• [Exercise requirements]: Would you pull out every line of the material that contains the string "ylabel"?

• [Available data]:
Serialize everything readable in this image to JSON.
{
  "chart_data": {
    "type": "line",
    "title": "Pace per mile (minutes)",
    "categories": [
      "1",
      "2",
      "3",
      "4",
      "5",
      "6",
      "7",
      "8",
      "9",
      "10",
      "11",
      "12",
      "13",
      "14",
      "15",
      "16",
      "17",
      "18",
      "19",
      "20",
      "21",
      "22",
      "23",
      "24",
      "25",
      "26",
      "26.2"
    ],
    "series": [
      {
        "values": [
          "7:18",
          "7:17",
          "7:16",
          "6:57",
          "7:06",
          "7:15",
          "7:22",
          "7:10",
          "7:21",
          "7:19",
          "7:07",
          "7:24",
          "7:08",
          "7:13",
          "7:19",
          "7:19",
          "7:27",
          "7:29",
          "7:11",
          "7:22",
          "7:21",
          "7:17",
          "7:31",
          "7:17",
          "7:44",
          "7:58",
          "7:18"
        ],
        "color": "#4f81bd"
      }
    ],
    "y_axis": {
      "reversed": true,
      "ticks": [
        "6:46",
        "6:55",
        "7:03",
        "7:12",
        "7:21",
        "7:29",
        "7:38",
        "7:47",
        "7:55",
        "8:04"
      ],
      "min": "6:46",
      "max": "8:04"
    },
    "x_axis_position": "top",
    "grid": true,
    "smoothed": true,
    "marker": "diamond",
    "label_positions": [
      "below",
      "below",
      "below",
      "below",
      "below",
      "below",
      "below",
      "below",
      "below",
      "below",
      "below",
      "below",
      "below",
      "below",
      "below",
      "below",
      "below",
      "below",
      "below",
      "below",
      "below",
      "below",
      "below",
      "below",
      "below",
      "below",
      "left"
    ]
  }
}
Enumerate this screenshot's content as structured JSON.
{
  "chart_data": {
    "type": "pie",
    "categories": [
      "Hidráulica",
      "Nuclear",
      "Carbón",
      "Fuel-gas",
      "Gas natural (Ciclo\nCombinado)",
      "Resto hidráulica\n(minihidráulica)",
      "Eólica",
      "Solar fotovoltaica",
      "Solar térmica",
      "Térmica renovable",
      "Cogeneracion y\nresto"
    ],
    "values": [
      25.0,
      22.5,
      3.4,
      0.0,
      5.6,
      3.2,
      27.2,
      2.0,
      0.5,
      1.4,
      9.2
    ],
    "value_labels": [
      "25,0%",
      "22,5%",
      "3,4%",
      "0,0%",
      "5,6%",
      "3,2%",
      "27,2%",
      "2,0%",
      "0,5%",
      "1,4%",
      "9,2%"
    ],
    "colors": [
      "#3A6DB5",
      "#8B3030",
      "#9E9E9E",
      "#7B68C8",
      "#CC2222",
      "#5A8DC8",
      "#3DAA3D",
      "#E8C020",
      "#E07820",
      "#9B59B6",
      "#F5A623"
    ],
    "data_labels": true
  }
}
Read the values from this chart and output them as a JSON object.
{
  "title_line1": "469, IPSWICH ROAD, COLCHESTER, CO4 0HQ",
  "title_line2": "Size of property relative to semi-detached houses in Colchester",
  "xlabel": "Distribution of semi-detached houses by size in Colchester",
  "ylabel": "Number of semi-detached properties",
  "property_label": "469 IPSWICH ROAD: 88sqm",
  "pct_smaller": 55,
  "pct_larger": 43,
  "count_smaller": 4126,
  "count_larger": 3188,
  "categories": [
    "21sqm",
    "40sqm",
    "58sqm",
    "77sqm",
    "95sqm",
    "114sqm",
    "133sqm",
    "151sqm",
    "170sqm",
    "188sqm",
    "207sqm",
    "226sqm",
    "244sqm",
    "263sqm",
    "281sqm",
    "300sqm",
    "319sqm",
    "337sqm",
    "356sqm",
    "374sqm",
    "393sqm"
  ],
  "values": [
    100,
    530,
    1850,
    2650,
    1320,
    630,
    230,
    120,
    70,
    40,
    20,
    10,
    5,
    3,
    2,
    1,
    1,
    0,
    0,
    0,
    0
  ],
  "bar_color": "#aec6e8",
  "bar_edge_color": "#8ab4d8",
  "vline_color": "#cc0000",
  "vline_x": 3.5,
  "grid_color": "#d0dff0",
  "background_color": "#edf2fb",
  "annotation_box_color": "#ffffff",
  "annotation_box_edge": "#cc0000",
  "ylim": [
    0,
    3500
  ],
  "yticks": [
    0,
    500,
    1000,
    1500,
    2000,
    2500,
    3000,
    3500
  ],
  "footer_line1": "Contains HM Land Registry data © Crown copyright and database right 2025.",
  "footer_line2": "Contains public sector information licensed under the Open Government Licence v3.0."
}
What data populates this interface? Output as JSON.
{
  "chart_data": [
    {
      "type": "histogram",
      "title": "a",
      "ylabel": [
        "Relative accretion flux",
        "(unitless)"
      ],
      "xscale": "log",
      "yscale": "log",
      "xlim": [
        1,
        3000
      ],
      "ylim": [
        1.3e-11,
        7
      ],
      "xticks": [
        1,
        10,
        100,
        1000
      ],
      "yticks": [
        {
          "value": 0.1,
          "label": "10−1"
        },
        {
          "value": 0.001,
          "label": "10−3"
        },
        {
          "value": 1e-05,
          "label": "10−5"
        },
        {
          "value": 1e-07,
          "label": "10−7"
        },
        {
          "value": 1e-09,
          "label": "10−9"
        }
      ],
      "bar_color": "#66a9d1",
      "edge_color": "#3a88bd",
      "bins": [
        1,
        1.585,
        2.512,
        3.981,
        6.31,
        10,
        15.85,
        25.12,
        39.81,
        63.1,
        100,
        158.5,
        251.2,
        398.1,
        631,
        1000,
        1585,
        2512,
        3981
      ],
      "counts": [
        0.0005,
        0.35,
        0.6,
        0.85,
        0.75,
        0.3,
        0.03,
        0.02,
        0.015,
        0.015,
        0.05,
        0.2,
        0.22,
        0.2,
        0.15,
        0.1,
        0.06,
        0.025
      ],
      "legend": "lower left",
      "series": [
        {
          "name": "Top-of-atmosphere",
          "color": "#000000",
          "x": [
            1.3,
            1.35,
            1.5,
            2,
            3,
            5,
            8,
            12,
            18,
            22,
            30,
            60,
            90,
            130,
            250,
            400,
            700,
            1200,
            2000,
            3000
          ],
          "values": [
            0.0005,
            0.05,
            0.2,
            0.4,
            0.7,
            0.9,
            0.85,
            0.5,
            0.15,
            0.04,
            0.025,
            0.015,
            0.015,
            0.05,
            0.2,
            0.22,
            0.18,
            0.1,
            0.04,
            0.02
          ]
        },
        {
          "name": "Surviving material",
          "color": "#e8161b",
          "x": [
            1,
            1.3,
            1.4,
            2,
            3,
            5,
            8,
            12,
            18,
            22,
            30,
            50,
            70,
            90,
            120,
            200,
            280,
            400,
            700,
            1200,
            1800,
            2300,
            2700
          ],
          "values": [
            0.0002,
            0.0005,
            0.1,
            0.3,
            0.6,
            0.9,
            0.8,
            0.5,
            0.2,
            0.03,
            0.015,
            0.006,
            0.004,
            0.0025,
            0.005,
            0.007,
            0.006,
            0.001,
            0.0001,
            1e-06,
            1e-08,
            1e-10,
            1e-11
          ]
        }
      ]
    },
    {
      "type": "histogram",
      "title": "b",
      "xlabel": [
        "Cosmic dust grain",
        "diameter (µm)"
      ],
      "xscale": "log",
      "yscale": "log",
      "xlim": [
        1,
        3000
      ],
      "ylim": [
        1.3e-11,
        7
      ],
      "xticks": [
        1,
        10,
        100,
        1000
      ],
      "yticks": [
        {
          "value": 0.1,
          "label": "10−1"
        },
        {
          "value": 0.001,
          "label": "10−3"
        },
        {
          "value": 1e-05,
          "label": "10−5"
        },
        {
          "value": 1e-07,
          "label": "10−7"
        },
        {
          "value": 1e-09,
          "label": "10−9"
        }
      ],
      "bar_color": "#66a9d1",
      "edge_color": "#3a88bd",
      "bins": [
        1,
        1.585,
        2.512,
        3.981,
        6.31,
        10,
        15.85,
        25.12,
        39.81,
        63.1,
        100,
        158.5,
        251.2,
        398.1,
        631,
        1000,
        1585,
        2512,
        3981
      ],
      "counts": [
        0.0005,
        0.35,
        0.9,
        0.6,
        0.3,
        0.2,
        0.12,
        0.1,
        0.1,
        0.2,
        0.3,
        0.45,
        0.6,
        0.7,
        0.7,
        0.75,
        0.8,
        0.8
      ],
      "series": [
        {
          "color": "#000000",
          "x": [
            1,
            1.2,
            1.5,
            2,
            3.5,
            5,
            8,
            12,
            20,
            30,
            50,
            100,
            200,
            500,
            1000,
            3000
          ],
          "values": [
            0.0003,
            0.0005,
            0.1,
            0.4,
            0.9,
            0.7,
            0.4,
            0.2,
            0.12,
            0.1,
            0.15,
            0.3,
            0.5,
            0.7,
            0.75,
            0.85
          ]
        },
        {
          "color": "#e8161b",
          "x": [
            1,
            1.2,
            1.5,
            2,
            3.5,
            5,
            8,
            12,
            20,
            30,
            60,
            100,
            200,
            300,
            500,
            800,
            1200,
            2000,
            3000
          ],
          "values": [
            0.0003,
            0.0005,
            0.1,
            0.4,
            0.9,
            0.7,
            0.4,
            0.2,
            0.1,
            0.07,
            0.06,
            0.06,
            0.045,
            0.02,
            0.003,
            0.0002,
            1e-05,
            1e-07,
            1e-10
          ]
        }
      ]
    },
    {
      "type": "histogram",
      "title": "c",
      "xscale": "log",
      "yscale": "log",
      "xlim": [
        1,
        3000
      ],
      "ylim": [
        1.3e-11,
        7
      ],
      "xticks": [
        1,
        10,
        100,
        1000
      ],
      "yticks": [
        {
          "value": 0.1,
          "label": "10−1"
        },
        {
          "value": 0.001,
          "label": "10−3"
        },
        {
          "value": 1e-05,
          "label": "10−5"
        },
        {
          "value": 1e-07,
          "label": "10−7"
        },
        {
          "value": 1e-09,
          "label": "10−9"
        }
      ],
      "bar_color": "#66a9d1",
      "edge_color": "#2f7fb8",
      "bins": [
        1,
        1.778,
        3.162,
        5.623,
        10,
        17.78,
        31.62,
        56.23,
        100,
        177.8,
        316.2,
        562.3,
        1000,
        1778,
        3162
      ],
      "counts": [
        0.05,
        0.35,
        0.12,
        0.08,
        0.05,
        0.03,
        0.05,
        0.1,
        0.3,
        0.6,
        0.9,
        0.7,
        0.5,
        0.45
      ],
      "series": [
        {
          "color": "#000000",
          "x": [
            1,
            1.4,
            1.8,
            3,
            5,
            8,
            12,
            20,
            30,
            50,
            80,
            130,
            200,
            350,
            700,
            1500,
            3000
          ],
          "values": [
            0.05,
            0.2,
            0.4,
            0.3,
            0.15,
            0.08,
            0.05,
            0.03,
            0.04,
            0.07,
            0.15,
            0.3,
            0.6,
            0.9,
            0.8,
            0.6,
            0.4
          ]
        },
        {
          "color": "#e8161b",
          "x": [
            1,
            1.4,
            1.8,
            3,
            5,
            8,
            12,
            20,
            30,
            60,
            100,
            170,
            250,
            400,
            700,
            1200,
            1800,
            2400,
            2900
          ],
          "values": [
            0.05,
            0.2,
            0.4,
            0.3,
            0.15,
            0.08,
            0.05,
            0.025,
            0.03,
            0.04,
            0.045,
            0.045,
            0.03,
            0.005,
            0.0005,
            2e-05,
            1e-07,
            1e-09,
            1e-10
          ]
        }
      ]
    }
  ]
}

• [Exercise result]:
  "ylabel": "Number of semi-detached properties",
      "ylabel": [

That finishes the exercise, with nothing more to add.